■ **Exercise brief**
The records that follow must be repeated verbatim, every one of them.

──────── The data ────────

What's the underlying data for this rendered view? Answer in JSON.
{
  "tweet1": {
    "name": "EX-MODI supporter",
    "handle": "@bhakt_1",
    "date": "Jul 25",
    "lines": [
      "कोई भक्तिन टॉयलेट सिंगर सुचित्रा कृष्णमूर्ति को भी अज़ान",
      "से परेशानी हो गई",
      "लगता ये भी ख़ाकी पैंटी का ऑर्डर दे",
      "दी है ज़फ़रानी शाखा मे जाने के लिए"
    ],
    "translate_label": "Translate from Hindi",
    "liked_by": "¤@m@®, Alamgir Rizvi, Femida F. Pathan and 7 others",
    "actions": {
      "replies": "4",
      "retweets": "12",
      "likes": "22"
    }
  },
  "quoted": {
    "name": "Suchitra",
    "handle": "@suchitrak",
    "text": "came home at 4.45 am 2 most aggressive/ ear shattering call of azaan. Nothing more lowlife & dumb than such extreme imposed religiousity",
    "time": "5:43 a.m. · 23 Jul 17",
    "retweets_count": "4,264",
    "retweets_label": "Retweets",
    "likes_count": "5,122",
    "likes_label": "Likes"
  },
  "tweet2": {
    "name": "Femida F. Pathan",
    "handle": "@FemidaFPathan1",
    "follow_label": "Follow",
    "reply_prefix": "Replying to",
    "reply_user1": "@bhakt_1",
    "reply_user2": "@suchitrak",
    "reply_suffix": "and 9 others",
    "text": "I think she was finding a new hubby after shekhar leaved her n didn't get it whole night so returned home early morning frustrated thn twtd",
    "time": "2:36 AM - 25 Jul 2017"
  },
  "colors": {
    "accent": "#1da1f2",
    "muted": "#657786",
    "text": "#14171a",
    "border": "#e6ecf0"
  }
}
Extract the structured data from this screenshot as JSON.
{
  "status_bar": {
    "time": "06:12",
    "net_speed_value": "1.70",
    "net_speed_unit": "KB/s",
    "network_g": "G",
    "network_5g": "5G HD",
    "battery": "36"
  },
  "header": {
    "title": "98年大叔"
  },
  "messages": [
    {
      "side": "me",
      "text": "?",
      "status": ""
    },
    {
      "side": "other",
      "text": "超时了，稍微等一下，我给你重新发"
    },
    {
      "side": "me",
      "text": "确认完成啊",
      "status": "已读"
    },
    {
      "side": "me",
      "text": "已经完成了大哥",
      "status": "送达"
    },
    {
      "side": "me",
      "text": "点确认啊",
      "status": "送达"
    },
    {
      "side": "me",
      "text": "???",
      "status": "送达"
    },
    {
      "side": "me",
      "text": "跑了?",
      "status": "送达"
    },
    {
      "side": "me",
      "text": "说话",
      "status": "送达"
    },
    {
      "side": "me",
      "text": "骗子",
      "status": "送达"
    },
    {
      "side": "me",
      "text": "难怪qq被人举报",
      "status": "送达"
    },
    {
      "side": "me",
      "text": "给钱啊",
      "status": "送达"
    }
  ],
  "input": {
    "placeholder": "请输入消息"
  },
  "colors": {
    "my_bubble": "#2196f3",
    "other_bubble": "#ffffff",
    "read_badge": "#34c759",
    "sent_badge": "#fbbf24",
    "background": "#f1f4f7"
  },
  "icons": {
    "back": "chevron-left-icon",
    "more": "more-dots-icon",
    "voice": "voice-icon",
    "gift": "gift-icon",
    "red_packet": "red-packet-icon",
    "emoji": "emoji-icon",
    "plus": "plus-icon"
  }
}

────────

■ **Finished answer**
What's the underlying data for this rendered view? Answer in JSON.
{
  "tweet1": {
    "name": "EX-MODI supporter",
    "handle": "@bhakt_1",
    "date": "Jul 25",
    "lines": [
      "कोई भक्तिन टॉयलेट सिंगर सुचित्रा कृष्णमूर्ति को भी अज़ान",
      "से परेशानी हो गई",
      "लगता ये भी ख़ाकी पैंटी का ऑर्डर दे",
      "दी है ज़फ़रानी शाखा मे जाने के लिए"
    ],
    "translate_label": "Translate from Hindi",
    "liked_by": "¤@m@®, Alamgir Rizvi, Femida F. Pathan and 7 others",
    "actions": {
      "replies": "4",
      "retweets": "12",
      "likes": "22"
    }
  },
  "quoted": {
    "name": "Suchitra",
    "handle": "@suchitrak",
    "text": "came home at 4.45 am 2 most aggressive/ ear shattering call of azaan. Nothing more lowlife & dumb than such extreme imposed religiousity",
    "time": "5:43 a.m. · 23 Jul 17",
    "retweets_count": "4,264",
    "retweets_label": "Retweets",
    "likes_count": "5,122",
    "likes_label": "Likes"
  },
  "tweet2": {
    "name": "Femida F. Pathan",
    "handle": "@FemidaFPathan1",
    "follow_label": "Follow",
    "reply_prefix": "Replying to",
    "reply_user1": "@bhakt_1",
    "reply_user2": "@suchitrak",
    "reply_suffix": "and 9 others",
    "text": "I think she was finding a new hubby after shekhar leaved her n didn't get it whole night so returned home early morning frustrated thn twtd",
    "time": "2:36 AM - 25 Jul 2017"
  },
  "colors": {
    "accent": "#1da1f2",
    "muted": "#657786",
    "text": "#14171a",
    "border": "#e6ecf0"
  }
}
Extract the structured data from this screenshot as JSON.
{
  "status_bar": {
    "time": "06:12",
    "net_speed_value": "1.70",
    "net_speed_unit": "KB/s",
    "network_g": "G",
    "network_5g": "5G HD",
    "battery": "36"
  },
  "header": {
    "title": "98年大叔"
  },
  "messages": [
    {
      "side": "me",
      "text": "?",
      "status": ""
    },
    {
      "side": "other",
      "text": "超时了，稍微等一下，我给你重新发"
    },
    {
      "side": "me",
      "text": "确认完成啊",
      "status": "已读"
    },
    {
      "side": "me",
      "text": "已经完成了大哥",
      "status": "送达"
    },
    {
      "side": "me",
      "text": "点确认啊",
      "status": "送达"
    },
    {
      "side": "me",
      "text": "???",
      "status": "送达"
    },
    {
      "side": "me",
      "text": "跑了?",
      "status": "送达"
    },
    {
      "side": "me",
      "text": "说话",
      "status": "送达"
    },
    {
      "side": "me",
      "text": "骗子",
      "status": "送达"
    },
    {
      "side": "me",
      "text": "难怪qq被人举报",
      "status": "送达"
    },
    {
      "side": "me",
      "text": "给钱啊",
      "status": "送达"
    }
  ],
  "input": {
    "placeholder": "请输入消息"
  },
  "colors": {
    "my_bubble": "#2196f3",
    "other_bubble": "#ffffff",
    "read_badge": "#34c759",
    "sent_badge": "#fbbf24",
    "background": "#f1f4f7"
  },
  "icons": {
    "back": "chevron-left-icon",
    "more": "more-dots-icon",
    "voice": "voice-icon",
    "gift": "gift-icon",
    "red_packet": "red-packet-icon",
    "emoji": "emoji-icon",
    "plus": "plus-icon"
  }
}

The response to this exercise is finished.